TASK TO CARRY OUT:
Everything from the line that contains "Enumerate this screenshot's" through the final line of the records below should be quoted exactly, except the pictures.

INPUT ROWS:

-=-=-=-=-

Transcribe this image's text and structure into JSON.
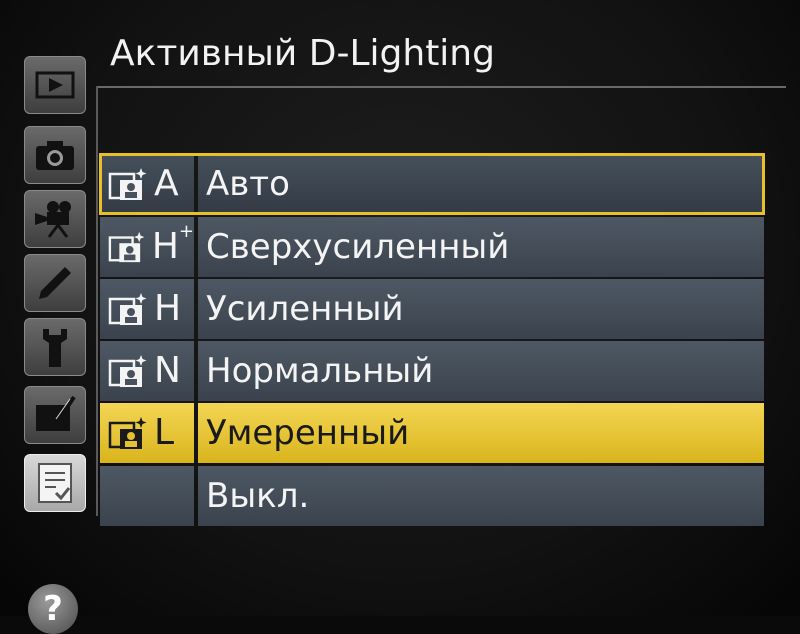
{
  "title": "Активный D-Lighting",
  "sidebar": {
    "tabs": [
      {
        "icon": "playback-icon"
      },
      {
        "icon": "camera-icon"
      },
      {
        "icon": "movie-camera-icon"
      },
      {
        "icon": "pencil-icon"
      },
      {
        "icon": "wrench-icon"
      },
      {
        "icon": "retouch-icon"
      },
      {
        "icon": "my-menu-icon",
        "active": true
      }
    ],
    "help": "?"
  },
  "menu": {
    "items": [
      {
        "code": "A",
        "sup": "",
        "label": "Авто",
        "state": "cursor"
      },
      {
        "code": "H",
        "sup": "+",
        "label": "Сверхусиленный",
        "state": ""
      },
      {
        "code": "H",
        "sup": "",
        "label": "Усиленный",
        "state": ""
      },
      {
        "code": "N",
        "sup": "",
        "label": "Нормальный",
        "state": ""
      },
      {
        "code": "L",
        "sup": "",
        "label": "Умеренный",
        "state": "selected"
      },
      {
        "code": "",
        "sup": "",
        "label": "Выкл.",
        "state": ""
      }
    ]
  },
  "colors": {
    "highlight": "#e6c12a",
    "row": "#444e59"
  }
}
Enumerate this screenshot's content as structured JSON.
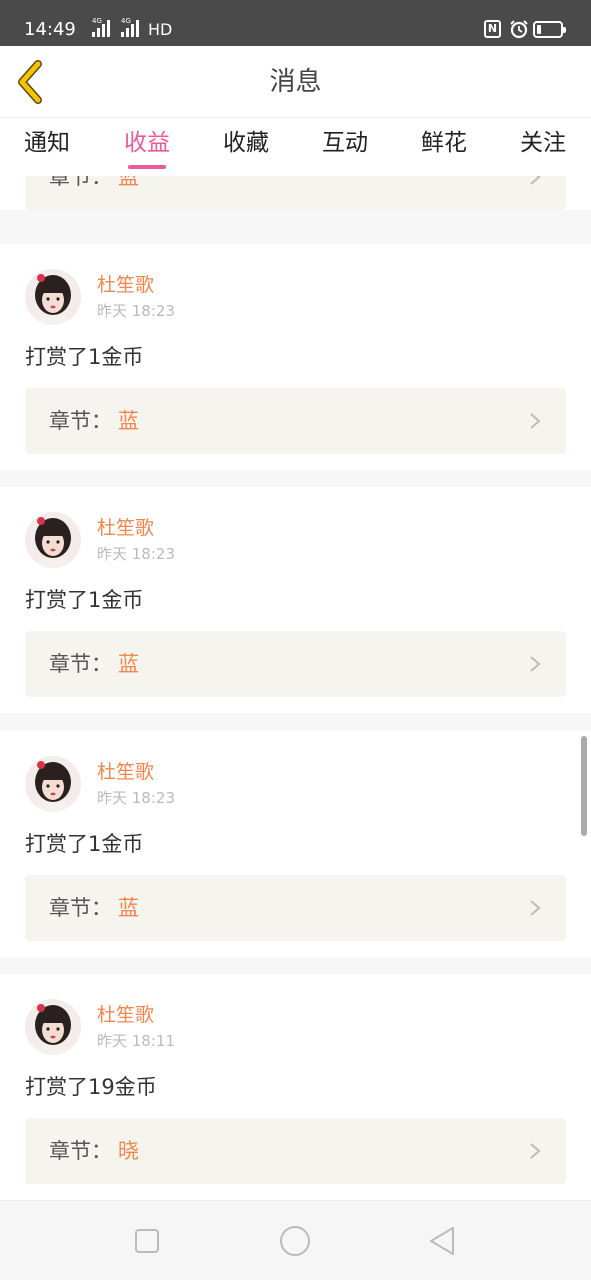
{
  "status_bar": {
    "time": "14:49",
    "network_1": "4G",
    "network_2": "4G",
    "hd": "HD",
    "battery_level": 0.2,
    "icons": [
      "signal-icon",
      "signal-icon",
      "nfc-icon",
      "alarm-icon",
      "battery-icon"
    ]
  },
  "header": {
    "title": "消息",
    "back_icon": "back-arrow-icon",
    "back_color": "#f5c400"
  },
  "tabs": [
    {
      "label": "通知",
      "active": false
    },
    {
      "label": "收益",
      "active": true
    },
    {
      "label": "收藏",
      "active": false
    },
    {
      "label": "互动",
      "active": false
    },
    {
      "label": "鲜花",
      "active": false
    },
    {
      "label": "关注",
      "active": false
    }
  ],
  "colors": {
    "accent": "#e85b98",
    "name": "#f0874f",
    "chapter_bg": "#f5f4ee"
  },
  "chapter_label": "章节：",
  "partial_card": {
    "chapter_label": "章节：",
    "chapter_value": "蓝"
  },
  "messages": [
    {
      "user": "杜笙歌",
      "time": "昨天 18:23",
      "text": "打赏了1金币",
      "chapter": "蓝"
    },
    {
      "user": "杜笙歌",
      "time": "昨天 18:23",
      "text": "打赏了1金币",
      "chapter": "蓝"
    },
    {
      "user": "杜笙歌",
      "time": "昨天 18:23",
      "text": "打赏了1金币",
      "chapter": "蓝"
    },
    {
      "user": "杜笙歌",
      "time": "昨天 18:11",
      "text": "打赏了19金币",
      "chapter": "晓"
    }
  ],
  "nav_bar": {
    "icons": [
      "recent-apps-icon",
      "home-icon",
      "back-icon"
    ]
  }
}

-=-=-=-=-

THE ANSWER:
Enumerate this screenshot's content as structured JSON.
{
  "status_bar": {
    "time": "14:49",
    "network_1": "4G",
    "network_2": "4G",
    "hd": "HD",
    "battery_level": 0.2,
    "icons": [
      "signal-icon",
      "signal-icon",
      "nfc-icon",
      "alarm-icon",
      "battery-icon"
    ]
  },
  "header": {
    "title": "消息",
    "back_icon": "back-arrow-icon",
    "back_color": "#f5c400"
  },
  "tabs": [
    {
      "label": "通知",
      "active": false
    },
    {
      "label": "收益",
      "active": true
    },
    {
      "label": "收藏",
      "active": false
    },
    {
      "label": "互动",
      "active": false
    },
    {
      "label": "鲜花",
      "active": false
    },
    {
      "label": "关注",
      "active": false
    }
  ],
  "colors": {
    "accent": "#e85b98",
    "name": "#f0874f",
    "chapter_bg": "#f5f4ee"
  },
  "chapter_label": "章节：",
  "partial_card": {
    "chapter_label": "章节：",
    "chapter_value": "蓝"
  },
  "messages": [
    {
      "user": "杜笙歌",
      "time": "昨天 18:23",
      "text": "打赏了1金币",
      "chapter": "蓝"
    },
    {
      "user": "杜笙歌",
      "time": "昨天 18:23",
      "text": "打赏了1金币",
      "chapter": "蓝"
    },
    {
      "user": "杜笙歌",
      "time": "昨天 18:23",
      "text": "打赏了1金币",
      "chapter": "蓝"
    },
    {
      "user": "杜笙歌",
      "time": "昨天 18:11",
      "text": "打赏了19金币",
      "chapter": "晓"
    }
  ],
  "nav_bar": {
    "icons": [
      "recent-apps-icon",
      "home-icon",
      "back-icon"
    ]
  }
}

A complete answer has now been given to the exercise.